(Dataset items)
▽

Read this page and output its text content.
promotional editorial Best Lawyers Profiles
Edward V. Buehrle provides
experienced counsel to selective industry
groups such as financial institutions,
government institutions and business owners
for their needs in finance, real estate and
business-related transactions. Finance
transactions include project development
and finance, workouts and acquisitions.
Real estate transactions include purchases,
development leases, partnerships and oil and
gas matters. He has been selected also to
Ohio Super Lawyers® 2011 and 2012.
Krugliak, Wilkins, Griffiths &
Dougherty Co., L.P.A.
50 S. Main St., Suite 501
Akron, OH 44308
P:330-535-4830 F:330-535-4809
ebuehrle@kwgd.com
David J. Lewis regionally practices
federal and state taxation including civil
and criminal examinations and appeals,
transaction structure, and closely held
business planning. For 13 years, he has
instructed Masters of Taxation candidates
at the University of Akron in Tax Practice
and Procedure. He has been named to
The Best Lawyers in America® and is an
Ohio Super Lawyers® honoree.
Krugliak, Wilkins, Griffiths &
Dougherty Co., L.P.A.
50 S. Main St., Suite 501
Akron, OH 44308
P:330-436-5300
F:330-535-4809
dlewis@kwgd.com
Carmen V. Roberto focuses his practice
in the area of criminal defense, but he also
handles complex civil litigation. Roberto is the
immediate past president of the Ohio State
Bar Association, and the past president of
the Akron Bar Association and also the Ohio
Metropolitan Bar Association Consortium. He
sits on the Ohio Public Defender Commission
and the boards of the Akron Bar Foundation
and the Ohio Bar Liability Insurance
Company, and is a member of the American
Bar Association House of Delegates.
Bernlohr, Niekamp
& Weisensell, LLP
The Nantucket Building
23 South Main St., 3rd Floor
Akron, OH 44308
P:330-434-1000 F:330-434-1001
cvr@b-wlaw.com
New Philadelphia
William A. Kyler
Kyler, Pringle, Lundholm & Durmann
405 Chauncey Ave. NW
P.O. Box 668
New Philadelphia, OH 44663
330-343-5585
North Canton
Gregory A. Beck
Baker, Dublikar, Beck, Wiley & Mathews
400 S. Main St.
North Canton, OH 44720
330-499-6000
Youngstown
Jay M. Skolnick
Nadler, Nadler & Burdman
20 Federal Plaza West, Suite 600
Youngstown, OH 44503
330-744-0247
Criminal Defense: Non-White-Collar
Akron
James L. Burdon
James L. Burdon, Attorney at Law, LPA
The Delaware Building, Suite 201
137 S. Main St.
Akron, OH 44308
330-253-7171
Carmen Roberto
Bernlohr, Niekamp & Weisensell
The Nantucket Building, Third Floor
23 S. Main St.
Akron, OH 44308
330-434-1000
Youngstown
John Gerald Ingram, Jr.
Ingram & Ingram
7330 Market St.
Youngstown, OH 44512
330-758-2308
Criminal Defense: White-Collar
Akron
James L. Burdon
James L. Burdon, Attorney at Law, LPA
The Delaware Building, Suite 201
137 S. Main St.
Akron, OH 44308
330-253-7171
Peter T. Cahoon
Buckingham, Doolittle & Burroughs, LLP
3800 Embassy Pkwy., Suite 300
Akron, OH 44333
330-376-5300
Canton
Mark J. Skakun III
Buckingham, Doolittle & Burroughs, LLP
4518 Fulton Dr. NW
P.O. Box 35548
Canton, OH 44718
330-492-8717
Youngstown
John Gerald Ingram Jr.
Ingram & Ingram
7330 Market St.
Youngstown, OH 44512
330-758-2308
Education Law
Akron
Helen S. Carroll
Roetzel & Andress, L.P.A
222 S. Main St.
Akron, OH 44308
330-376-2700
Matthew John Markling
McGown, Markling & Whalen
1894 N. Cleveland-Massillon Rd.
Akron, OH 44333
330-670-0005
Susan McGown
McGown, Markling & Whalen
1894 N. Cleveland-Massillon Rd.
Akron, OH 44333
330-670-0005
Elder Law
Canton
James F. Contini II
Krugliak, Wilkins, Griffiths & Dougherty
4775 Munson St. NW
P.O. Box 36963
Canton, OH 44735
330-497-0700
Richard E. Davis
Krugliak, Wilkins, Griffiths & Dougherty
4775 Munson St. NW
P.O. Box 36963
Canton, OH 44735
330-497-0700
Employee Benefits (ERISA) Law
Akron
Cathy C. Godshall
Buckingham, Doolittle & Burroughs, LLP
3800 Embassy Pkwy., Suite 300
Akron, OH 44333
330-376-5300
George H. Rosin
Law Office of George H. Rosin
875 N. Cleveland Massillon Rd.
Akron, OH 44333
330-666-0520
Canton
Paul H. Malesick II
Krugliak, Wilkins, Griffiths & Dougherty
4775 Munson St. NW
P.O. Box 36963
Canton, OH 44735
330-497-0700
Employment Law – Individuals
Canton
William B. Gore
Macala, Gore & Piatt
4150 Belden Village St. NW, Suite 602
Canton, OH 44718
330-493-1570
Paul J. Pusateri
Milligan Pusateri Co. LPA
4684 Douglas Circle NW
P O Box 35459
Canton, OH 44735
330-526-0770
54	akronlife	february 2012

△

Written exercise: Print out all the entries precisely as written.

Written solution:
Read this page and output its text content.
promotional editorial Best Lawyers Profiles
Edward V. Buehrle provides
experienced counsel to selective industry
groups such as financial institutions,
government institutions and business owners
for their needs in finance, real estate and
business-related transactions. Finance
transactions include project development
and finance, workouts and acquisitions.
Real estate transactions include purchases,
development leases, partnerships and oil and
gas matters. He has been selected also to
Ohio Super Lawyers® 2011 and 2012.
Krugliak, Wilkins, Griffiths &
Dougherty Co., L.P.A.
50 S. Main St., Suite 501
Akron, OH 44308
P:330-535-4830 F:330-535-4809
ebuehrle@kwgd.com
David J. Lewis regionally practices
federal and state taxation including civil
and criminal examinations and appeals,
transaction structure, and closely held
business planning. For 13 years, he has
instructed Masters of Taxation candidates
at the University of Akron in Tax Practice
and Procedure. He has been named to
The Best Lawyers in America® and is an
Ohio Super Lawyers® honoree.
Krugliak, Wilkins, Griffiths &
Dougherty Co., L.P.A.
50 S. Main St., Suite 501
Akron, OH 44308
P:330-436-5300
F:330-535-4809
dlewis@kwgd.com
Carmen V. Roberto focuses his practice
in the area of criminal defense, but he also
handles complex civil litigation. Roberto is the
immediate past president of the Ohio State
Bar Association, and the past president of
the Akron Bar Association and also the Ohio
Metropolitan Bar Association Consortium. He
sits on the Ohio Public Defender Commission
and the boards of the Akron Bar Foundation
and the Ohio Bar Liability Insurance
Company, and is a member of the American
Bar Association House of Delegates.
Bernlohr, Niekamp
& Weisensell, LLP
The Nantucket Building
23 South Main St., 3rd Floor
Akron, OH 44308
P:330-434-1000 F:330-434-1001
cvr@b-wlaw.com
New Philadelphia
William A. Kyler
Kyler, Pringle, Lundholm & Durmann
405 Chauncey Ave. NW
P.O. Box 668
New Philadelphia, OH 44663
330-343-5585
North Canton
Gregory A. Beck
Baker, Dublikar, Beck, Wiley & Mathews
400 S. Main St.
North Canton, OH 44720
330-499-6000
Youngstown
Jay M. Skolnick
Nadler, Nadler & Burdman
20 Federal Plaza West, Suite 600
Youngstown, OH 44503
330-744-0247
Criminal Defense: Non-White-Collar
Akron
James L. Burdon
James L. Burdon, Attorney at Law, LPA
The Delaware Building, Suite 201
137 S. Main St.
Akron, OH 44308
330-253-7171
Carmen Roberto
Bernlohr, Niekamp & Weisensell
The Nantucket Building, Third Floor
23 S. Main St.
Akron, OH 44308
330-434-1000
Youngstown
John Gerald Ingram, Jr.
Ingram & Ingram
7330 Market St.
Youngstown, OH 44512
330-758-2308
Criminal Defense: White-Collar
Akron
James L. Burdon
James L. Burdon, Attorney at Law, LPA
The Delaware Building, Suite 201
137 S. Main St.
Akron, OH 44308
330-253-7171
Peter T. Cahoon
Buckingham, Doolittle & Burroughs, LLP
3800 Embassy Pkwy., Suite 300
Akron, OH 44333
330-376-5300
Canton
Mark J. Skakun III
Buckingham, Doolittle & Burroughs, LLP
4518 Fulton Dr. NW
P.O. Box 35548
Canton, OH 44718
330-492-8717
Youngstown
John Gerald Ingram Jr.
Ingram & Ingram
7330 Market St.
Youngstown, OH 44512
330-758-2308
Education Law
Akron
Helen S. Carroll
Roetzel & Andress, L.P.A
222 S. Main St.
Akron, OH 44308
330-376-2700
Matthew John Markling
McGown, Markling & Whalen
1894 N. Cleveland-Massillon Rd.
Akron, OH 44333
330-670-0005
Susan McGown
McGown, Markling & Whalen
1894 N. Cleveland-Massillon Rd.
Akron, OH 44333
330-670-0005
Elder Law
Canton
James F. Contini II
Krugliak, Wilkins, Griffiths & Dougherty
4775 Munson St. NW
P.O. Box 36963
Canton, OH 44735
330-497-0700
Richard E. Davis
Krugliak, Wilkins, Griffiths & Dougherty
4775 Munson St. NW
P.O. Box 36963
Canton, OH 44735
330-497-0700
Employee Benefits (ERISA) Law
Akron
Cathy C. Godshall
Buckingham, Doolittle & Burroughs, LLP
3800 Embassy Pkwy., Suite 300
Akron, OH 44333
330-376-5300
George H. Rosin
Law Office of George H. Rosin
875 N. Cleveland Massillon Rd.
Akron, OH 44333
330-666-0520
Canton
Paul H. Malesick II
Krugliak, Wilkins, Griffiths & Dougherty
4775 Munson St. NW
P.O. Box 36963
Canton, OH 44735
330-497-0700
Employment Law – Individuals
Canton
William B. Gore
Macala, Gore & Piatt
4150 Belden Village St. NW, Suite 602
Canton, OH 44718
330-493-1570
Paul J. Pusateri
Milligan Pusateri Co. LPA
4684 Douglas Circle NW
P O Box 35459
Canton, OH 44735
330-526-0770
54	akronlife	february 2012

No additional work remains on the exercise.